• **Objective**
Print all of the data exactly.

□ □ □ □

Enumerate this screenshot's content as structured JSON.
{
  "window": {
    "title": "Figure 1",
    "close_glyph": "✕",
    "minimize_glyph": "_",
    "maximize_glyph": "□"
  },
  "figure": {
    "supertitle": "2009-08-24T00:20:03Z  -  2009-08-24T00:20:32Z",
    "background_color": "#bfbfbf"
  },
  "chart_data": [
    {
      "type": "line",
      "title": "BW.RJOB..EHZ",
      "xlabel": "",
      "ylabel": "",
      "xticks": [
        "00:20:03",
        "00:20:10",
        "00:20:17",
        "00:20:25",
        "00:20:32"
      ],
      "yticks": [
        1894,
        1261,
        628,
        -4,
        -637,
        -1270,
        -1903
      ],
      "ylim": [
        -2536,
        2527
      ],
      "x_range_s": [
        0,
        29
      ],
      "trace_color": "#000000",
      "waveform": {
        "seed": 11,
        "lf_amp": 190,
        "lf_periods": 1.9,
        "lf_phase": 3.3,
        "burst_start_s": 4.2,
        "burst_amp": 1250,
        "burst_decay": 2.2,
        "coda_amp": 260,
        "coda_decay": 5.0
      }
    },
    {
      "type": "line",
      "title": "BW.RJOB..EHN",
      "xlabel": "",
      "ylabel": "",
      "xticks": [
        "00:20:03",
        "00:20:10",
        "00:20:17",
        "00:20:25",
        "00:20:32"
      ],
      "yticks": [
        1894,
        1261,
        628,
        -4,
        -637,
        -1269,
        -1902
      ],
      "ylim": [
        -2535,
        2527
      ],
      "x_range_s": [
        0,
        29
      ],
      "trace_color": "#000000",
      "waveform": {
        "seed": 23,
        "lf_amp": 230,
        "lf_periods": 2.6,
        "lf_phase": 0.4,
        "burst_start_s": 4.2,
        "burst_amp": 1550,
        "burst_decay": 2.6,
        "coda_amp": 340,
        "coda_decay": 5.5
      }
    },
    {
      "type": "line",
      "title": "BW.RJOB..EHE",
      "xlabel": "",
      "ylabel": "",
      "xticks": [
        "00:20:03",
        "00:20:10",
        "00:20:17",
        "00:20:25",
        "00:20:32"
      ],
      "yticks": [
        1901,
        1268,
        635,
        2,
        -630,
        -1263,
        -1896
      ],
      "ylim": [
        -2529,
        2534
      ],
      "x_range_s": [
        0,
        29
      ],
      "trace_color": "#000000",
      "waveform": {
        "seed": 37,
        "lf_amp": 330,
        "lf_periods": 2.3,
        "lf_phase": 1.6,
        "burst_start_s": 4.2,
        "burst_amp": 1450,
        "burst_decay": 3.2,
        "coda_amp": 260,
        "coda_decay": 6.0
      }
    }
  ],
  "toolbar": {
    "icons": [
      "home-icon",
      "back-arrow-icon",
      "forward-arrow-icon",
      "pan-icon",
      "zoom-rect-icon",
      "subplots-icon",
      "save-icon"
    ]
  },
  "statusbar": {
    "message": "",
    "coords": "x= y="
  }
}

□ □ □ □

• **Exercise output**
Enumerate this screenshot's content as structured JSON.
{
  "window": {
    "title": "Figure 1",
    "close_glyph": "✕",
    "minimize_glyph": "_",
    "maximize_glyph": "□"
  },
  "figure": {
    "supertitle": "2009-08-24T00:20:03Z  -  2009-08-24T00:20:32Z",
    "background_color": "#bfbfbf"
  },
  "chart_data": [
    {
      "type": "line",
      "title": "BW.RJOB..EHZ",
      "xlabel": "",
      "ylabel": "",
      "xticks": [
        "00:20:03",
        "00:20:10",
        "00:20:17",
        "00:20:25",
        "00:20:32"
      ],
      "yticks": [
        1894,
        1261,
        628,
        -4,
        -637,
        -1270,
        -1903
      ],
      "ylim": [
        -2536,
        2527
      ],
      "x_range_s": [
        0,
        29
      ],
      "trace_color": "#000000",
      "waveform": {
        "seed": 11,
        "lf_amp": 190,
        "lf_periods": 1.9,
        "lf_phase": 3.3,
        "burst_start_s": 4.2,
        "burst_amp": 1250,
        "burst_decay": 2.2,
        "coda_amp": 260,
        "coda_decay": 5.0
      }
    },
    {
      "type": "line",
      "title": "BW.RJOB..EHN",
      "xlabel": "",
      "ylabel": "",
      "xticks": [
        "00:20:03",
        "00:20:10",
        "00:20:17",
        "00:20:25",
        "00:20:32"
      ],
      "yticks": [
        1894,
        1261,
        628,
        -4,
        -637,
        -1269,
        -1902
      ],
      "ylim": [
        -2535,
        2527
      ],
      "x_range_s": [
        0,
        29
      ],
      "trace_color": "#000000",
      "waveform": {
        "seed": 23,
        "lf_amp": 230,
        "lf_periods": 2.6,
        "lf_phase": 0.4,
        "burst_start_s": 4.2,
        "burst_amp": 1550,
        "burst_decay": 2.6,
        "coda_amp": 340,
        "coda_decay": 5.5
      }
    },
    {
      "type": "line",
      "title": "BW.RJOB..EHE",
      "xlabel": "",
      "ylabel": "",
      "xticks": [
        "00:20:03",
        "00:20:10",
        "00:20:17",
        "00:20:25",
        "00:20:32"
      ],
      "yticks": [
        1901,
        1268,
        635,
        2,
        -630,
        -1263,
        -1896
      ],
      "ylim": [
        -2529,
        2534
      ],
      "x_range_s": [
        0,
        29
      ],
      "trace_color": "#000000",
      "waveform": {
        "seed": 37,
        "lf_amp": 330,
        "lf_periods": 2.3,
        "lf_phase": 1.6,
        "burst_start_s": 4.2,
        "burst_amp": 1450,
        "burst_decay": 3.2,
        "coda_amp": 260,
        "coda_decay": 6.0
      }
    }
  ],
  "toolbar": {
    "icons": [
      "home-icon",
      "back-arrow-icon",
      "forward-arrow-icon",
      "pan-icon",
      "zoom-rect-icon",
      "subplots-icon",
      "save-icon"
    ]
  },
  "statusbar": {
    "message": "",
    "coords": "x= y="
  }
}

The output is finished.